====== Records provided

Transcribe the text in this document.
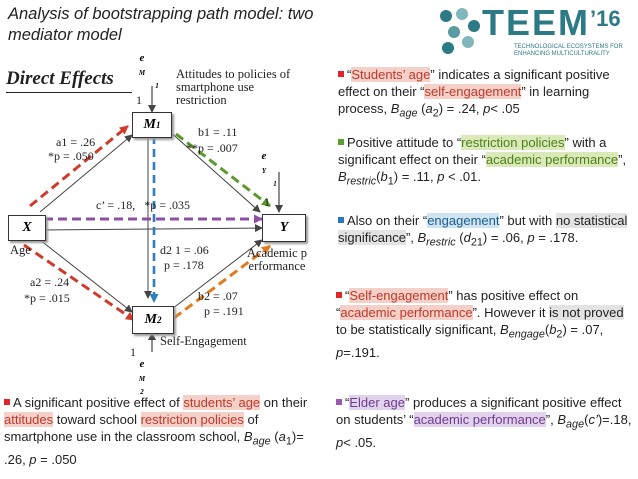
Analysis of bootstrapping path model: two mediator model	$TEEM^{’16}$
TECHNOLOGICAL ECOSYSTEMS FOR ENHANCING MULTICULTURALITY
Direct Effects
M 1
X	Y
M 2
e
M
1
e
Y
1
e
M
2
1
1
1
Attitudes to policies of smartphone use restriction
Age	Academic performance
Self-Engagement
a1 = .26
*p = .050
b1 = .11
**p = .007
c’ = .18,   *p = .035
d2 1 = .06
p = .178
a2 = .24
*p = .015	b2 = .07
p = .191
“Students’ age” indicates a significant positive effect on their “self-engagement” in learning process, $B_{age}$ $(a_2) = .24$, p< .05
Positive attitude to “restriction policies” with a significant effect on their “academic performance”, $B_{restric}(b_1) = .11$, p < .01.
Also on their “engagement” but with no statistical significance”, $B_{restric}$ $(d_{21}) = .06$, p = .178.
“Self-engagement” has positive effect on “academic performance”. However it is not proved to be statistically significant, $B_{engage}(b_2) = .07$, p=.191.
A significant positive effect of students’ age on their attitudes toward school restriction policies of smartphone use in the classroom school, $B_{age}$ $(a_1)= .26$, p = .050
“Elder age” produces a significant positive effect on students’ “academic performance”, $B_{age}(c’)=.18$, p< .05.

============

Written task =>
Working from the lines above, reproduce the material exactly and exclude its pictures.

Result for this exercise =>
Transcribe the text in this document.
Analysis of bootstrapping path model: two mediator model	$TEEM^{’16}$
TECHNOLOGICAL ECOSYSTEMS FOR ENHANCING MULTICULTURALITY
Direct Effects
M 1
X	Y
M 2
e
M
1
e
Y
1
e
M
2
1
1
1
Attitudes to policies of smartphone use restriction
Age	Academic performance
Self-Engagement
a1 = .26
*p = .050
b1 = .11
**p = .007
c’ = .18,   *p = .035
d2 1 = .06
p = .178
a2 = .24
*p = .015	b2 = .07
p = .191
“Students’ age” indicates a significant positive effect on their “self-engagement” in learning process, $B_{age}$ $(a_2) = .24$, p< .05
Positive attitude to “restriction policies” with a significant effect on their “academic performance”, $B_{restric}(b_1) = .11$, p < .01.
Also on their “engagement” but with no statistical significance”, $B_{restric}$ $(d_{21}) = .06$, p = .178.
“Self-engagement” has positive effect on “academic performance”. However it is not proved to be statistically significant, $B_{engage}(b_2) = .07$, p=.191.
A significant positive effect of students’ age on their attitudes toward school restriction policies of smartphone use in the classroom school, $B_{age}$ $(a_1)= .26$, p = .050
“Elder age” produces a significant positive effect on students’ “academic performance”, $B_{age}(c’)=.18$, p< .05.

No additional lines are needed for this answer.